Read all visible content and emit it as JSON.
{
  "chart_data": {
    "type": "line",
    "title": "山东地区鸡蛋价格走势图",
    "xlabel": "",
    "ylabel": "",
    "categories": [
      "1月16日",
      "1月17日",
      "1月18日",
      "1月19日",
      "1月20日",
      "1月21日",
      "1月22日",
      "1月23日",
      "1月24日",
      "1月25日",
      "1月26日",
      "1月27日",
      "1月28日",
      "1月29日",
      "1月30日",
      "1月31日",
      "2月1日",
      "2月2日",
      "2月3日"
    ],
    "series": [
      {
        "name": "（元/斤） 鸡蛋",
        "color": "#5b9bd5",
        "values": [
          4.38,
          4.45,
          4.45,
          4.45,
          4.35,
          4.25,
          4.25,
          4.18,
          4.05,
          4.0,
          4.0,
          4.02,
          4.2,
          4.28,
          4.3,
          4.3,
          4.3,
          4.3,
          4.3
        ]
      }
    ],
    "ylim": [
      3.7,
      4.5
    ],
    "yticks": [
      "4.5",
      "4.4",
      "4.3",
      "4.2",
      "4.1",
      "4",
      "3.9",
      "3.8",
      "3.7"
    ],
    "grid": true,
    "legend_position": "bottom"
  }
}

++++++++

Copy out the whole listing exactly; please set it all down.

Read all visible content and emit it as JSON.
{
  "chart_data": {
    "type": "line",
    "title": "山东地区鸡蛋价格走势图",
    "xlabel": "",
    "ylabel": "",
    "categories": [
      "1月16日",
      "1月17日",
      "1月18日",
      "1月19日",
      "1月20日",
      "1月21日",
      "1月22日",
      "1月23日",
      "1月24日",
      "1月25日",
      "1月26日",
      "1月27日",
      "1月28日",
      "1月29日",
      "1月30日",
      "1月31日",
      "2月1日",
      "2月2日",
      "2月3日"
    ],
    "series": [
      {
        "name": "（元/斤） 鸡蛋",
        "color": "#5b9bd5",
        "values": [
          4.38,
          4.45,
          4.45,
          4.45,
          4.35,
          4.25,
          4.25,
          4.18,
          4.05,
          4.0,
          4.0,
          4.02,
          4.2,
          4.28,
          4.3,
          4.3,
          4.3,
          4.3,
          4.3
        ]
      }
    ],
    "ylim": [
      3.7,
      4.5
    ],
    "yticks": [
      "4.5",
      "4.4",
      "4.3",
      "4.2",
      "4.1",
      "4",
      "3.9",
      "3.8",
      "3.7"
    ],
    "grid": true,
    "legend_position": "bottom"
  }
}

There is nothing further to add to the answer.